— begin Extracted entries —

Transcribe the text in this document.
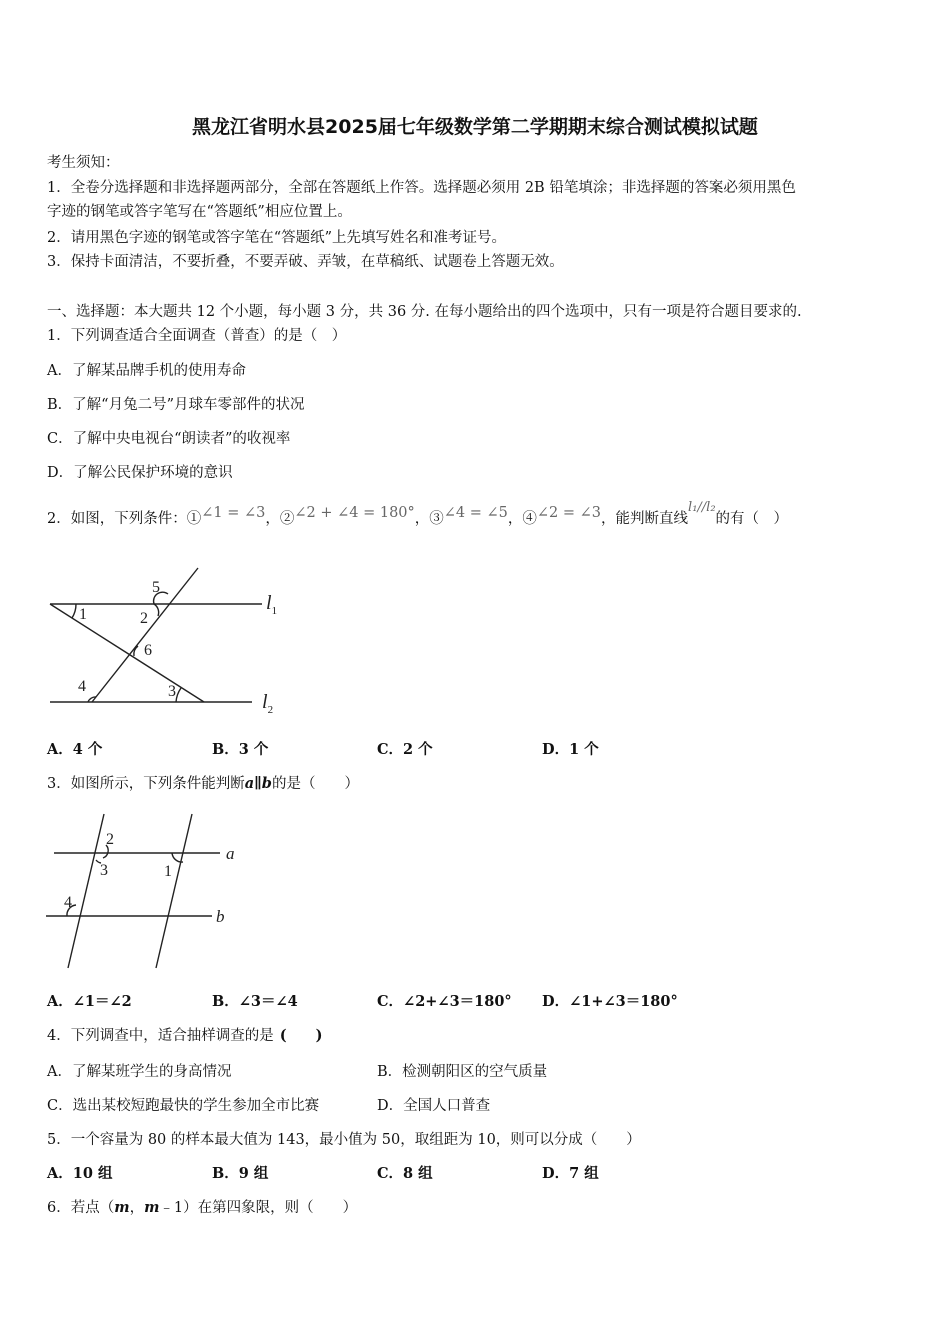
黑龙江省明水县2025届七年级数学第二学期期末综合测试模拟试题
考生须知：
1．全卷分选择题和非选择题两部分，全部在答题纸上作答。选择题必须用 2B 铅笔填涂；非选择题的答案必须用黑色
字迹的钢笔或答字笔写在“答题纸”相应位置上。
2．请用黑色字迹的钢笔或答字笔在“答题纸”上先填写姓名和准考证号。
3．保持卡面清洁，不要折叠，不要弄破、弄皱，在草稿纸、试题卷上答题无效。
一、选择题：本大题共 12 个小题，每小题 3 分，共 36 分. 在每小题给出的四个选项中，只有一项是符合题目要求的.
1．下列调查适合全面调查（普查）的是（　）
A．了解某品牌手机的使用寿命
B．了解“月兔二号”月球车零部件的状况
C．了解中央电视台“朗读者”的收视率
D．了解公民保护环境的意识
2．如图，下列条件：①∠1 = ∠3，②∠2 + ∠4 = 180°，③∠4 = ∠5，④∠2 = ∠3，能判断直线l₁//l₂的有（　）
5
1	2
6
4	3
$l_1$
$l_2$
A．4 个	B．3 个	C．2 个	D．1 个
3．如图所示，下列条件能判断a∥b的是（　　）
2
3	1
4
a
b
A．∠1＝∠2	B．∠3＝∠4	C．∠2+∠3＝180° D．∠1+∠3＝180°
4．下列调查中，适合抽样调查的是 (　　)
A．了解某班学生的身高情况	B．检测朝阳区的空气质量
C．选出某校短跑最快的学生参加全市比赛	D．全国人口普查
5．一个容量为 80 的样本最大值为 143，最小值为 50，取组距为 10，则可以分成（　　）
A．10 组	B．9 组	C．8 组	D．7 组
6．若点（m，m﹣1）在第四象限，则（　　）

— end Extracted entries —

▸ Request:
Copy out the entries verbatim and leave the images out.

▸ Result for this task:
Transcribe the text in this document.
黑龙江省明水县2025届七年级数学第二学期期末综合测试模拟试题
考生须知：
1．全卷分选择题和非选择题两部分，全部在答题纸上作答。选择题必须用 2B 铅笔填涂；非选择题的答案必须用黑色
字迹的钢笔或答字笔写在“答题纸”相应位置上。
2．请用黑色字迹的钢笔或答字笔在“答题纸”上先填写姓名和准考证号。
3．保持卡面清洁，不要折叠，不要弄破、弄皱，在草稿纸、试题卷上答题无效。
一、选择题：本大题共 12 个小题，每小题 3 分，共 36 分. 在每小题给出的四个选项中，只有一项是符合题目要求的.
1．下列调查适合全面调查（普查）的是（　）
A．了解某品牌手机的使用寿命
B．了解“月兔二号”月球车零部件的状况
C．了解中央电视台“朗读者”的收视率
D．了解公民保护环境的意识
2．如图，下列条件：①∠1 = ∠3，②∠2 + ∠4 = 180°，③∠4 = ∠5，④∠2 = ∠3，能判断直线l₁//l₂的有（　）
5
1	2
6
4	3
$l_1$
$l_2$
A．4 个	B．3 个	C．2 个	D．1 个
3．如图所示，下列条件能判断a∥b的是（　　）
2
3	1
4
a
b
A．∠1＝∠2	B．∠3＝∠4	C．∠2+∠3＝180° D．∠1+∠3＝180°
4．下列调查中，适合抽样调查的是 (　　)
A．了解某班学生的身高情况	B．检测朝阳区的空气质量
C．选出某校短跑最快的学生参加全市比赛	D．全国人口普查
5．一个容量为 80 的样本最大值为 143，最小值为 50，取组距为 10，则可以分成（　　）
A．10 组	B．9 组	C．8 组	D．7 组
6．若点（m，m﹣1）在第四象限，则（　　）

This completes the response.